**SOURCE PASSAGE:**
::::

So Fake Steve Jobs has announced Operation Chokehold, a wireless flashmob in which disgruntled AT&T customers are to use data-intensive apps for an hour in protest at the poor service and reduced investment AT&T provide on their network. At time of writing, Operation Chokehold has 3,000 fans on Facebook - a small fraction of the ∼82M AT&T Mobility subscribers in the U.S. Fake Steve has latterly wondered whether it is illegal (using the "it's now out of my hands" defence, popular with people who don't understand what incitement means), and seemingly back-pedalled, considering aloud whether people might try a shorter duration or physical flashmob of AT&T stores instead. It would appear that the FCC (the U.S. agency responsible for regulating national and international communications) has weighed in, declaring a wireless flashmob to be irresponsible and "a significant public safety concern".
How is it a concern? Due to the way the phones work, you don't need to the capacity to support all of the users, all of the time, in order to provide a reasonable service. Think of running a file-sharing service like DropBox or Humyo. If you offered up to 10GB storage per customer and have 10,000 customers, then you need 100TB of storage, right? Wrong. That's the maximum that could be used, but let's say in practice you find average use to be 100MB/customer. It turns out that 1TB of storage would be the minimum you'd need to satisfy current demand, if you had even 1.5TB then you'd comfortably support the current customer base while allowing for some future use spikes or growth. The question most businesses ask then is not how risky it is to drop below 100% capacity, but how much risk they can accept in their buffer over average capacity. The mobile phone network operates in the same way. To avoid dropped calls you don't need the bandwidth to support 100% of the phones operating 100% of the time, you need to support the average number of phones the average amount of time, plus a little extra for (hopefully foreseen) additional demand.

::::

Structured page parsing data

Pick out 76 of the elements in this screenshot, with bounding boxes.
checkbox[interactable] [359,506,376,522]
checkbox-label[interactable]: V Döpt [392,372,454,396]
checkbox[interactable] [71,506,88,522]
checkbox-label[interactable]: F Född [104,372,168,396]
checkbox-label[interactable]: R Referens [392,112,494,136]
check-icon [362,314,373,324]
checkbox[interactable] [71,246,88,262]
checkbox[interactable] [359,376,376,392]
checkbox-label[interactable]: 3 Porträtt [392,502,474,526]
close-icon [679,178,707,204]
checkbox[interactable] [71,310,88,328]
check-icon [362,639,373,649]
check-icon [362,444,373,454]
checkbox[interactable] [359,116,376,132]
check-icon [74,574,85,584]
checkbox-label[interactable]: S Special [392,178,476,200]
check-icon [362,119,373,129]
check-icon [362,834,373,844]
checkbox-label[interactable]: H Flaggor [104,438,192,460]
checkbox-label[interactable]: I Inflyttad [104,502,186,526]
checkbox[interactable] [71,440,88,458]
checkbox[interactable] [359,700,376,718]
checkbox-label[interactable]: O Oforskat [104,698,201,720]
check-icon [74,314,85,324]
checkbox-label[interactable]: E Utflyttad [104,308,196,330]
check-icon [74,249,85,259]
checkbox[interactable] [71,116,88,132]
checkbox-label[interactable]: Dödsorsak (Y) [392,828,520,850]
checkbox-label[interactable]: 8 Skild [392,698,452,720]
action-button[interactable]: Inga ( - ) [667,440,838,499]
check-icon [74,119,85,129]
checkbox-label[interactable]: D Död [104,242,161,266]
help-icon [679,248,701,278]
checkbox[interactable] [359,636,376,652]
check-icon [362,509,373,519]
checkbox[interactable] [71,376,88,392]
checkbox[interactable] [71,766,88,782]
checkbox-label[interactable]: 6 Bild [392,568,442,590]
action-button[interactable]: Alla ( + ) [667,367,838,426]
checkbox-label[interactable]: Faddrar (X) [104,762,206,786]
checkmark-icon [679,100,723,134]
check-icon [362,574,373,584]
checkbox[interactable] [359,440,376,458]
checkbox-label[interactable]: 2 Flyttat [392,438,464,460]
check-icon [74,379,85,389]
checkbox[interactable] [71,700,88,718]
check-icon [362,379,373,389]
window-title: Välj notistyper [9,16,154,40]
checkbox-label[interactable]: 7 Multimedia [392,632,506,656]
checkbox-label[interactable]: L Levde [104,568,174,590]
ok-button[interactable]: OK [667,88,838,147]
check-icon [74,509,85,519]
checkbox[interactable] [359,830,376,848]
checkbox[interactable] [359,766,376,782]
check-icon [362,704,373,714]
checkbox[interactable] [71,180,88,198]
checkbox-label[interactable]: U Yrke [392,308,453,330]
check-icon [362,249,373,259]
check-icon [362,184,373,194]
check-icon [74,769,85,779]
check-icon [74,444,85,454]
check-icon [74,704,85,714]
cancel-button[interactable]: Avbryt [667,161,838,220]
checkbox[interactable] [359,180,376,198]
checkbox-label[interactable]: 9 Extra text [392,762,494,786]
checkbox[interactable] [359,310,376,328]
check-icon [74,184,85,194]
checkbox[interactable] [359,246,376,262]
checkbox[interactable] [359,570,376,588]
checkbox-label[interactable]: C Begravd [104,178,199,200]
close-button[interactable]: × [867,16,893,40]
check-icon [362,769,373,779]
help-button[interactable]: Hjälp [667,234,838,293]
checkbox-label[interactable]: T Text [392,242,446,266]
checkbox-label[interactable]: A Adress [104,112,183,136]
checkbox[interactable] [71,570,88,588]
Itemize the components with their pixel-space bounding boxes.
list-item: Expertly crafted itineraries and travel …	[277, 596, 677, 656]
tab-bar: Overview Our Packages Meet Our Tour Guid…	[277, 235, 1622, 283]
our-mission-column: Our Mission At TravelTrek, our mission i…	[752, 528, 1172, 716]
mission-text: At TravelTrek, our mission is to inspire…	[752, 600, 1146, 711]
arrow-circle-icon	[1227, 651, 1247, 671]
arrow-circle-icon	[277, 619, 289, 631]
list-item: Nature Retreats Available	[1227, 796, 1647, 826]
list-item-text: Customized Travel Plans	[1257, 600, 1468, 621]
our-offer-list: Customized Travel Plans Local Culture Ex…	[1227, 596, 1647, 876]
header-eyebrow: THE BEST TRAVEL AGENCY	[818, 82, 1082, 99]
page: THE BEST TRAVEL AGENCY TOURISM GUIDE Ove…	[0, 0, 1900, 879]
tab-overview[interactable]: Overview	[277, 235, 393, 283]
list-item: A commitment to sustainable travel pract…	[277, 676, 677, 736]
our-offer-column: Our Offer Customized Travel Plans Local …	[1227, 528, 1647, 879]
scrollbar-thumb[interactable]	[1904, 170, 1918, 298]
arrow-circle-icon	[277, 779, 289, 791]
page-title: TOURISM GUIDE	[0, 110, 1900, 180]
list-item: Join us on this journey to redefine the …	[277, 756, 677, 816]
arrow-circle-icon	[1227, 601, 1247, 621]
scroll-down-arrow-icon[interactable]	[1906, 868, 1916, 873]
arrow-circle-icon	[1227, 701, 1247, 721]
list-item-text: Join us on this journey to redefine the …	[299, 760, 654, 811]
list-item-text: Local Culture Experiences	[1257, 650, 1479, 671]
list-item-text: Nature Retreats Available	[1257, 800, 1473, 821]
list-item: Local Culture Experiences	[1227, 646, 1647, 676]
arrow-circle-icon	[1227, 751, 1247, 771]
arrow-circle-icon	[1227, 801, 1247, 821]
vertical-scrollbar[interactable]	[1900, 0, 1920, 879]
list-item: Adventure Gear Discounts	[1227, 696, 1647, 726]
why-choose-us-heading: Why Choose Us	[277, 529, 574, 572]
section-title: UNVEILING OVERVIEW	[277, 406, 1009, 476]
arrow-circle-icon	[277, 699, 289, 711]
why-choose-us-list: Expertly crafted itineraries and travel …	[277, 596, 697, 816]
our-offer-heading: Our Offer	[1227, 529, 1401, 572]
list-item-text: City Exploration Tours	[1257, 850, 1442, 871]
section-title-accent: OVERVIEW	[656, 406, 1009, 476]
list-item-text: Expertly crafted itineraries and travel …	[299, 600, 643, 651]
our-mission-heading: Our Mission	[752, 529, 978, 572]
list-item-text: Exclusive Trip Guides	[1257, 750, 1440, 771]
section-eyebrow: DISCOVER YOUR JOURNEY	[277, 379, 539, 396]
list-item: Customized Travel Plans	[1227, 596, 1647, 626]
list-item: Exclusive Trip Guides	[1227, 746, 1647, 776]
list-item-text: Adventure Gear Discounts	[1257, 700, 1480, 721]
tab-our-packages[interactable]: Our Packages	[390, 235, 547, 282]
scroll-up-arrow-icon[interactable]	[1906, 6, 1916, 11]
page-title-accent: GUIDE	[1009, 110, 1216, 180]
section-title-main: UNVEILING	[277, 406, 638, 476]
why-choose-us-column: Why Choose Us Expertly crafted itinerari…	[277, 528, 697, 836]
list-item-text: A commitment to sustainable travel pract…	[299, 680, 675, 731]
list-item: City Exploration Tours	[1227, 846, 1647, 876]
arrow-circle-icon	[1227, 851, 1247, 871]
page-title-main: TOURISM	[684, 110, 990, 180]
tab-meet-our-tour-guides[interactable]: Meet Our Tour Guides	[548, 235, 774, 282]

::::

**WORK INSTRUCTIONS:**
A. Translate this sentence from the passage on Operation Chokehold into Spanish: "The question most businesses ask then is not how risky it is to drop below 100% capacity, but how much risk they can accept in their buffer over average capacity."
B. According to the passage on Operation Chokehold, how many fans does Operation Chokehold have on Facebook at the time of writing?

**RESULTS IN ORDER:**
A. La pregunta que se hacen entonces la mayoría de las empresas no es qué tan arriesgado es bajar del 100 % de capacidad, sino cuánto riesgo pueden aceptar en su margen por encima de la capacidad media.

B. It has 3,000 fans on Facebook.